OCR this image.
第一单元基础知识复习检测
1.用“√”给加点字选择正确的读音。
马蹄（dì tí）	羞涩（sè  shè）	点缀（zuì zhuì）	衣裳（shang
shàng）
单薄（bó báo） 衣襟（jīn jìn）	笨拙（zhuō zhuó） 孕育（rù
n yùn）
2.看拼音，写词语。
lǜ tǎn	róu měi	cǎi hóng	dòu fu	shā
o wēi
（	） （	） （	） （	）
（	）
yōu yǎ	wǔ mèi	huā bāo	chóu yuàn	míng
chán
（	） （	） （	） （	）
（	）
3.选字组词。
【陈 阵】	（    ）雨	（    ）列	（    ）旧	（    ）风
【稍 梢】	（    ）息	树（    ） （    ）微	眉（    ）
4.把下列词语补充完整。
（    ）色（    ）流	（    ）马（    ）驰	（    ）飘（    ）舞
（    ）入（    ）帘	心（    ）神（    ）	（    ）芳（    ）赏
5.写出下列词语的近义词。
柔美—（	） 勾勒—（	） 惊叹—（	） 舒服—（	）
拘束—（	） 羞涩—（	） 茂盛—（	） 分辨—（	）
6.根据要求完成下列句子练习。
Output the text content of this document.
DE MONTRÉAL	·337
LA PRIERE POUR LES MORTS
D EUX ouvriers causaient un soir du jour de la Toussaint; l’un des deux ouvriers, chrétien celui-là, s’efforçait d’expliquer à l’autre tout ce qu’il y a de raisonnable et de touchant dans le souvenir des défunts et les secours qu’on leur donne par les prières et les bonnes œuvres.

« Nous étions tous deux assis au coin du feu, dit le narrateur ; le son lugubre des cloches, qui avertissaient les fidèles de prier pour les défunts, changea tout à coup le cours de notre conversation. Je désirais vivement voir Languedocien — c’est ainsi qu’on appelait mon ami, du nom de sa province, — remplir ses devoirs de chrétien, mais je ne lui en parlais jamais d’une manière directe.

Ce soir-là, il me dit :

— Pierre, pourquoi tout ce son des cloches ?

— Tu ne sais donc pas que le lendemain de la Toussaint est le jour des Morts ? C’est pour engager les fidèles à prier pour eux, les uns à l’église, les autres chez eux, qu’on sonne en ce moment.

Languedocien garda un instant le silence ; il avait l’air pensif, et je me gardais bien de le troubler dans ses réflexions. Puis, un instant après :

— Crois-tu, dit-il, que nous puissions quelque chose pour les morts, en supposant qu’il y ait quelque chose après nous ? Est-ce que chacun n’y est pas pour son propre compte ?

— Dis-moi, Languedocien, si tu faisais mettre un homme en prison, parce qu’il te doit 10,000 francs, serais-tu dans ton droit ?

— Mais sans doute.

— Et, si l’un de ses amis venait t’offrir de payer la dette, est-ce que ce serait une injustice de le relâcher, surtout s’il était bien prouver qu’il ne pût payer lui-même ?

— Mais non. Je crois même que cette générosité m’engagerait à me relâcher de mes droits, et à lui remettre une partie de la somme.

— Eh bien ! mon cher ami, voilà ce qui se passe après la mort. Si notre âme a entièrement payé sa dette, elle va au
####################
§ Instruction
Copy out the data shown above without altering anything.

§ Worked solution
OCR this image.
第一单元基础知识复习检测
1.用“√”给加点字选择正确的读音。
马蹄（dì tí）	羞涩（sè  shè）	点缀（zuì zhuì）	衣裳（shang
shàng）
单薄（bó báo） 衣襟（jīn jìn）	笨拙（zhuō zhuó） 孕育（rù
n yùn）
2.看拼音，写词语。
lǜ tǎn	róu měi	cǎi hóng	dòu fu	shā
o wēi
（	） （	） （	） （	）
（	）
yōu yǎ	wǔ mèi	huā bāo	chóu yuàn	míng
chán
（	） （	） （	） （	）
（	）
3.选字组词。
【陈 阵】	（    ）雨	（    ）列	（    ）旧	（    ）风
【稍 梢】	（    ）息	树（    ） （    ）微	眉（    ）
4.把下列词语补充完整。
（    ）色（    ）流	（    ）马（    ）驰	（    ）飘（    ）舞
（    ）入（    ）帘	心（    ）神（    ）	（    ）芳（    ）赏
5.写出下列词语的近义词。
柔美—（	） 勾勒—（	） 惊叹—（	） 舒服—（	）
拘束—（	） 羞涩—（	） 茂盛—（	） 分辨—（	）
6.根据要求完成下列句子练习。
Output the text content of this document.
DE MONTRÉAL	·337
LA PRIERE POUR LES MORTS
D EUX ouvriers causaient un soir du jour de la Toussaint; l’un des deux ouvriers, chrétien celui-là, s’efforçait d’expliquer à l’autre tout ce qu’il y a de raisonnable et de touchant dans le souvenir des défunts et les secours qu’on leur donne par les prières et les bonnes œuvres.

« Nous étions tous deux assis au coin du feu, dit le narrateur ; le son lugubre des cloches, qui avertissaient les fidèles de prier pour les défunts, changea tout à coup le cours de notre conversation. Je désirais vivement voir Languedocien — c’est ainsi qu’on appelait mon ami, du nom de sa province, — remplir ses devoirs de chrétien, mais je ne lui en parlais jamais d’une manière directe.

Ce soir-là, il me dit :

— Pierre, pourquoi tout ce son des cloches ?

— Tu ne sais donc pas que le lendemain de la Toussaint est le jour des Morts ? C’est pour engager les fidèles à prier pour eux, les uns à l’église, les autres chez eux, qu’on sonne en ce moment.

Languedocien garda un instant le silence ; il avait l’air pensif, et je me gardais bien de le troubler dans ses réflexions. Puis, un instant après :

— Crois-tu, dit-il, que nous puissions quelque chose pour les morts, en supposant qu’il y ait quelque chose après nous ? Est-ce que chacun n’y est pas pour son propre compte ?

— Dis-moi, Languedocien, si tu faisais mettre un homme en prison, parce qu’il te doit 10,000 francs, serais-tu dans ton droit ?

— Mais sans doute.

— Et, si l’un de ses amis venait t’offrir de payer la dette, est-ce que ce serait une injustice de le relâcher, surtout s’il était bien prouver qu’il ne pût payer lui-même ?

— Mais non. Je crois même que cette générosité m’engagerait à me relâcher de mes droits, et à lui remettre une partie de la somme.

— Eh bien ! mon cher ami, voilà ce qui se passe après la mort. Si notre âme a entièrement payé sa dette, elle va au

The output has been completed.